## What to do
Without the pictures, output the records below word for word.

(Stored records)
══════════
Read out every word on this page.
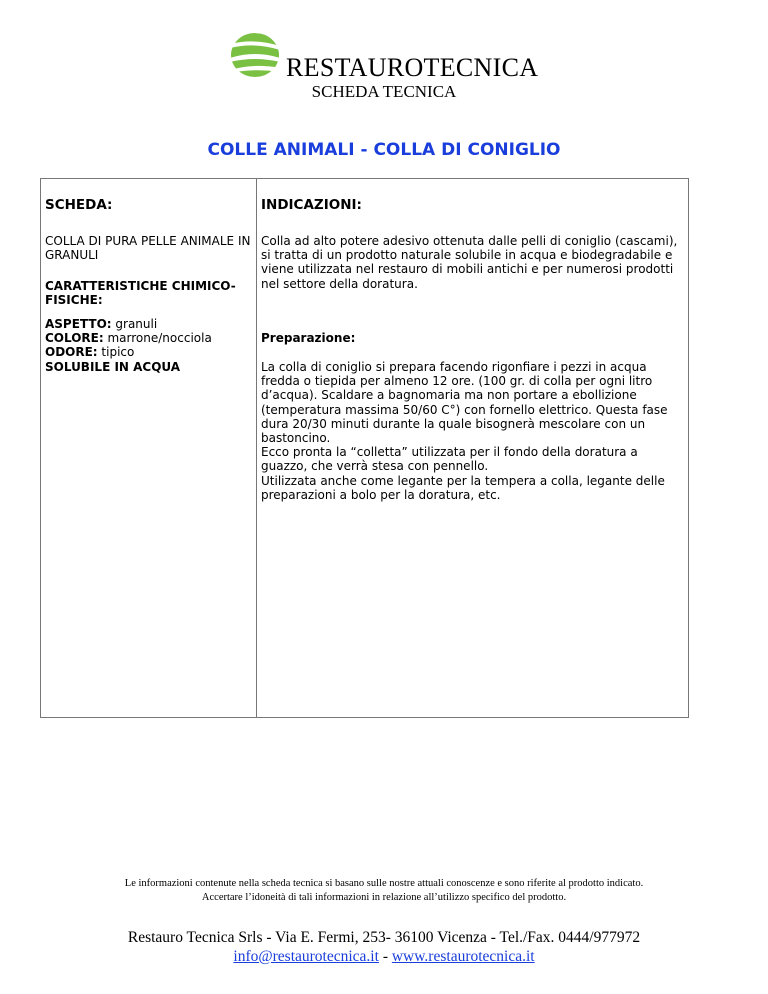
RESTAUROTECNICA
SCHEDA TECNICA
COLLE ANIMALI - COLLA DI CONIGLIO
SCHEDA:
COLLA DI PURA PELLE ANIMALE IN GRANULI
CARATTERISTICHE CHIMICO-FISICHE:
ASPETTO: granuli
COLORE: marrone/nocciola
ODORE: tipico
SOLUBILE IN ACQUA
INDICAZIONI:
Colla ad alto potere adesivo ottenuta dalle pelli di coniglio (cascami), si tratta di un prodotto naturale solubile in acqua e biodegradabile e viene utilizzata nel restauro di mobili antichi e per numerosi prodotti nel settore della doratura.
Preparazione:
La colla di coniglio si prepara facendo rigonfiare i pezzi in acqua fredda o tiepida per almeno 12 ore. (100 gr. di colla per ogni litro d’acqua). Scaldare a bagnomaria ma non portare a ebollizione (temperatura massima 50/60 C°) con fornello elettrico. Questa fase dura 20/30 minuti durante la quale bisognerà mescolare con un bastoncino.
Ecco pronta la “colletta” utilizzata per il fondo della doratura a guazzo, che verrà stesa con pennello.
Utilizzata anche come legante per la tempera a colla, legante delle preparazioni a bolo per la doratura, etc.
Le informazioni contenute nella scheda tecnica si basano sulle nostre attuali conoscenze e sono riferite al prodotto indicato.
Accertare l’idoneità di tali informazioni in relazione all’utilizzo specifico del prodotto.
Restauro Tecnica Srls - Via E. Fermi, 253- 36100 Vicenza - Tel./Fax. 0444/977972
info@restaurotecnica.it - www.restaurotecnica.it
══════════
## Solution for this task
Read out every word on this page.
RESTAUROTECNICA
SCHEDA TECNICA
COLLE ANIMALI - COLLA DI CONIGLIO
SCHEDA:
COLLA DI PURA PELLE ANIMALE IN GRANULI
CARATTERISTICHE CHIMICO-FISICHE:
ASPETTO: granuli
COLORE: marrone/nocciola
ODORE: tipico
SOLUBILE IN ACQUA
INDICAZIONI:
Colla ad alto potere adesivo ottenuta dalle pelli di coniglio (cascami), si tratta di un prodotto naturale solubile in acqua e biodegradabile e viene utilizzata nel restauro di mobili antichi e per numerosi prodotti nel settore della doratura.
Preparazione:
La colla di coniglio si prepara facendo rigonfiare i pezzi in acqua fredda o tiepida per almeno 12 ore. (100 gr. di colla per ogni litro d’acqua). Scaldare a bagnomaria ma non portare a ebollizione (temperatura massima 50/60 C°) con fornello elettrico. Questa fase dura 20/30 minuti durante la quale bisognerà mescolare con un bastoncino.
Ecco pronta la “colletta” utilizzata per il fondo della doratura a guazzo, che verrà stesa con pennello.
Utilizzata anche come legante per la tempera a colla, legante delle preparazioni a bolo per la doratura, etc.
Le informazioni contenute nella scheda tecnica si basano sulle nostre attuali conoscenze e sono riferite al prodotto indicato.
Accertare l’idoneità di tali informazioni in relazione all’utilizzo specifico del prodotto.
Restauro Tecnica Srls - Via E. Fermi, 253- 36100 Vicenza - Tel./Fax. 0444/977972
info@restaurotecnica.it - www.restaurotecnica.it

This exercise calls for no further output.